═══ LISTED ENTRIES ═══

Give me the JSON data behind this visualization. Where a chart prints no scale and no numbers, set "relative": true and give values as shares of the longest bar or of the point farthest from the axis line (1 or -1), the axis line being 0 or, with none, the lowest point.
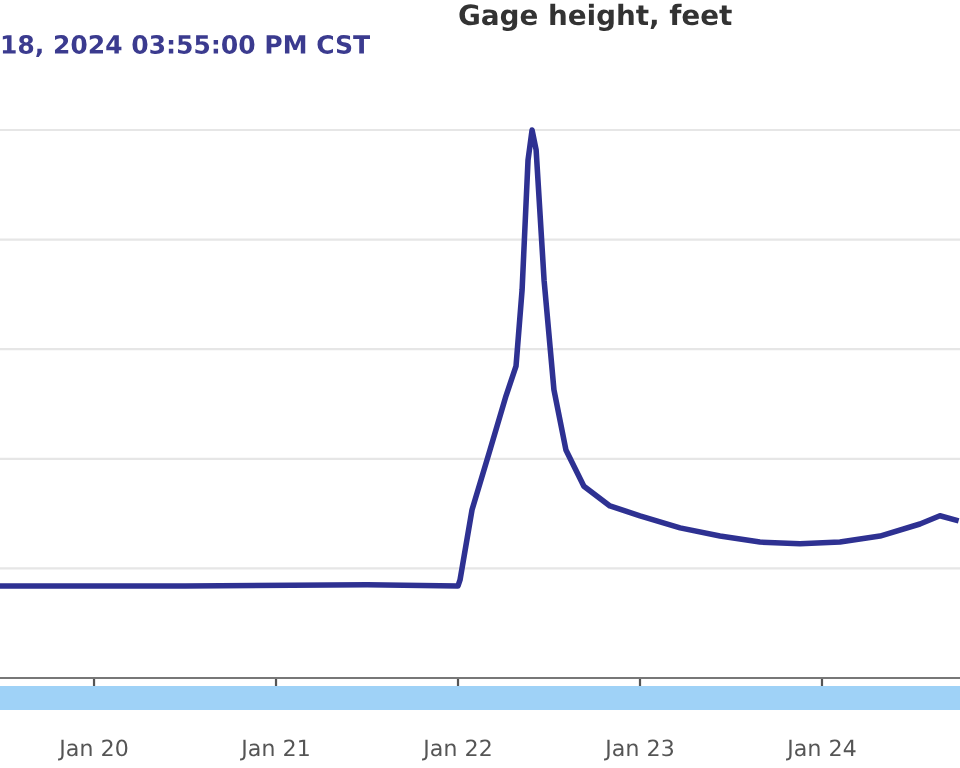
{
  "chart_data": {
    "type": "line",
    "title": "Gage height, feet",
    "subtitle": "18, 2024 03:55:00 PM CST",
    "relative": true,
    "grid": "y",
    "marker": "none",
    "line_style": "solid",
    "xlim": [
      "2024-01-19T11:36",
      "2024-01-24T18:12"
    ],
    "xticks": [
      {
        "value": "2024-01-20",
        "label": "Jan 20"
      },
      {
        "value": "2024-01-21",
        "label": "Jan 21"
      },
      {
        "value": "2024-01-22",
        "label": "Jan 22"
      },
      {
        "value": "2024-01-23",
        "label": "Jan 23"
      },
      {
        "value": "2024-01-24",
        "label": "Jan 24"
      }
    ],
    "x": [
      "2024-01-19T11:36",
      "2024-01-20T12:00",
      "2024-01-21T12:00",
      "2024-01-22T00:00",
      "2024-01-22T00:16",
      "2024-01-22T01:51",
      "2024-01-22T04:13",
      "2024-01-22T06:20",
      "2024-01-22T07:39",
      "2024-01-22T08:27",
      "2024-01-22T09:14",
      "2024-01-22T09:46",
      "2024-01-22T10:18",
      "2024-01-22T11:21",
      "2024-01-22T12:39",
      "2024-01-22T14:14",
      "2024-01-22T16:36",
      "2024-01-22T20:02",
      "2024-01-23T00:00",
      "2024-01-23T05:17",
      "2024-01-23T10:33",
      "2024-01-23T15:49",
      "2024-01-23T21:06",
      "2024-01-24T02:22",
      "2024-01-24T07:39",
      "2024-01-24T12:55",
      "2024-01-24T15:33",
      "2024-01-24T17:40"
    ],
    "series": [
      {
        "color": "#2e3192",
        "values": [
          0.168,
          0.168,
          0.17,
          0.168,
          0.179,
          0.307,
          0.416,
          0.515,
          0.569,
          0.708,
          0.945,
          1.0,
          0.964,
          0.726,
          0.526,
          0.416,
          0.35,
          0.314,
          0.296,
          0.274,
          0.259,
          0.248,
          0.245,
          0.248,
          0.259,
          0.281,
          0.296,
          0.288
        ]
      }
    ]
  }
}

═══

*YOUR TASK:* Show each line in the entries that holds the string "relative".

*THE SOLUTION:*
Give me the JSON data behind this visualization. Where a chart prints no scale and no numbers, set "relative": true and give values as shares of the longest bar or of the point farthest from the axis line (1 or -1), the axis line being 0 or, with none, the lowest point.
    "relative": true,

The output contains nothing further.